(Rows from a dataset)
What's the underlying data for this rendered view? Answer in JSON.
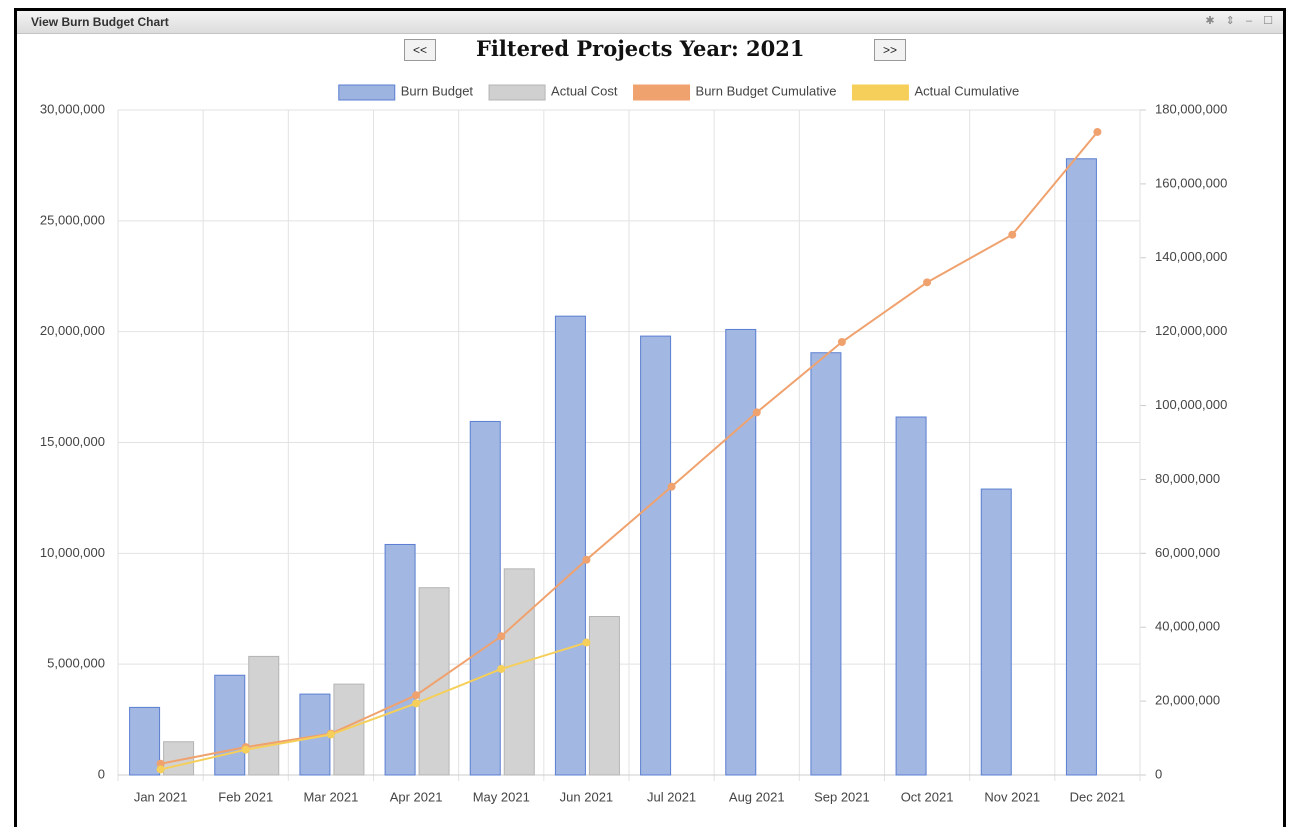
{
  "chart_data": {
    "type": "bar",
    "panel_title": "View Burn Budget Chart",
    "title": "Filtered Projects Year: 2021",
    "prev_label": "<<",
    "next_label": ">>",
    "categories": [
      "Jan 2021",
      "Feb 2021",
      "Mar 2021",
      "Apr 2021",
      "May 2021",
      "Jun 2021",
      "Jul 2021",
      "Aug 2021",
      "Sep 2021",
      "Oct 2021",
      "Nov 2021",
      "Dec 2021"
    ],
    "series": [
      {
        "name": "Burn Budget",
        "type": "bar",
        "color": "#9db3e0",
        "stroke": "#5b7fd1",
        "values": [
          3050000,
          4500000,
          3650000,
          10400000,
          15950000,
          20700000,
          19800000,
          20100000,
          19050000,
          16150000,
          12900000,
          27800000
        ]
      },
      {
        "name": "Actual Cost",
        "type": "bar",
        "color": "#d0d0d0",
        "stroke": "#b4b4b4",
        "values": [
          1500000,
          5350000,
          4100000,
          8450000,
          9300000,
          7150000,
          null,
          null,
          null,
          null,
          null,
          null
        ]
      },
      {
        "name": "Burn Budget Cumulative",
        "type": "line",
        "axis": "y2",
        "color": "#f0a26e",
        "values": [
          3050000,
          7550000,
          11200000,
          21600000,
          37550000,
          58250000,
          78050000,
          98150000,
          117200000,
          133350000,
          146250000,
          174050000
        ]
      },
      {
        "name": "Actual Cumulative",
        "type": "line",
        "axis": "y2",
        "color": "#f5cf5a",
        "values": [
          1500000,
          6850000,
          10950000,
          19400000,
          28700000,
          35850000,
          null,
          null,
          null,
          null,
          null,
          null
        ]
      }
    ],
    "ylim": [
      0,
      30000000
    ],
    "yticks": [
      0,
      {
        "value": 5000000,
        "label": "5,000,000"
      },
      {
        "value": 10000000,
        "label": "10,000,000"
      },
      {
        "value": 15000000,
        "label": "15,000,000"
      },
      {
        "value": 20000000,
        "label": "20,000,000"
      },
      {
        "value": 25000000,
        "label": "25,000,000"
      },
      {
        "value": 30000000,
        "label": "30,000,000"
      }
    ],
    "y2lim": [
      0,
      180000000
    ],
    "y2ticks": [
      0,
      {
        "value": 20000000,
        "label": "20,000,000"
      },
      {
        "value": 40000000,
        "label": "40,000,000"
      },
      {
        "value": 60000000,
        "label": "60,000,000"
      },
      {
        "value": 80000000,
        "label": "80,000,000"
      },
      {
        "value": 100000000,
        "label": "100,000,000"
      },
      {
        "value": 120000000,
        "label": "120,000,000"
      },
      {
        "value": 140000000,
        "label": "140,000,000"
      },
      {
        "value": 160000000,
        "label": "160,000,000"
      },
      {
        "value": 180000000,
        "label": "180,000,000"
      }
    ],
    "grid": true,
    "legend": "top"
  }
}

__Work to complete__.
Pictures stay out of the copy; please restate every record above exactly.

__Correct result__.
What's the underlying data for this rendered view? Answer in JSON.
{
  "chart_data": {
    "type": "bar",
    "panel_title": "View Burn Budget Chart",
    "title": "Filtered Projects Year: 2021",
    "prev_label": "<<",
    "next_label": ">>",
    "categories": [
      "Jan 2021",
      "Feb 2021",
      "Mar 2021",
      "Apr 2021",
      "May 2021",
      "Jun 2021",
      "Jul 2021",
      "Aug 2021",
      "Sep 2021",
      "Oct 2021",
      "Nov 2021",
      "Dec 2021"
    ],
    "series": [
      {
        "name": "Burn Budget",
        "type": "bar",
        "color": "#9db3e0",
        "stroke": "#5b7fd1",
        "values": [
          3050000,
          4500000,
          3650000,
          10400000,
          15950000,
          20700000,
          19800000,
          20100000,
          19050000,
          16150000,
          12900000,
          27800000
        ]
      },
      {
        "name": "Actual Cost",
        "type": "bar",
        "color": "#d0d0d0",
        "stroke": "#b4b4b4",
        "values": [
          1500000,
          5350000,
          4100000,
          8450000,
          9300000,
          7150000,
          null,
          null,
          null,
          null,
          null,
          null
        ]
      },
      {
        "name": "Burn Budget Cumulative",
        "type": "line",
        "axis": "y2",
        "color": "#f0a26e",
        "values": [
          3050000,
          7550000,
          11200000,
          21600000,
          37550000,
          58250000,
          78050000,
          98150000,
          117200000,
          133350000,
          146250000,
          174050000
        ]
      },
      {
        "name": "Actual Cumulative",
        "type": "line",
        "axis": "y2",
        "color": "#f5cf5a",
        "values": [
          1500000,
          6850000,
          10950000,
          19400000,
          28700000,
          35850000,
          null,
          null,
          null,
          null,
          null,
          null
        ]
      }
    ],
    "ylim": [
      0,
      30000000
    ],
    "yticks": [
      0,
      {
        "value": 5000000,
        "label": "5,000,000"
      },
      {
        "value": 10000000,
        "label": "10,000,000"
      },
      {
        "value": 15000000,
        "label": "15,000,000"
      },
      {
        "value": 20000000,
        "label": "20,000,000"
      },
      {
        "value": 25000000,
        "label": "25,000,000"
      },
      {
        "value": 30000000,
        "label": "30,000,000"
      }
    ],
    "y2lim": [
      0,
      180000000
    ],
    "y2ticks": [
      0,
      {
        "value": 20000000,
        "label": "20,000,000"
      },
      {
        "value": 40000000,
        "label": "40,000,000"
      },
      {
        "value": 60000000,
        "label": "60,000,000"
      },
      {
        "value": 80000000,
        "label": "80,000,000"
      },
      {
        "value": 100000000,
        "label": "100,000,000"
      },
      {
        "value": 120000000,
        "label": "120,000,000"
      },
      {
        "value": 140000000,
        "label": "140,000,000"
      },
      {
        "value": 160000000,
        "label": "160,000,000"
      },
      {
        "value": 180000000,
        "label": "180,000,000"
      }
    ],
    "grid": true,
    "legend": "top"
  }
}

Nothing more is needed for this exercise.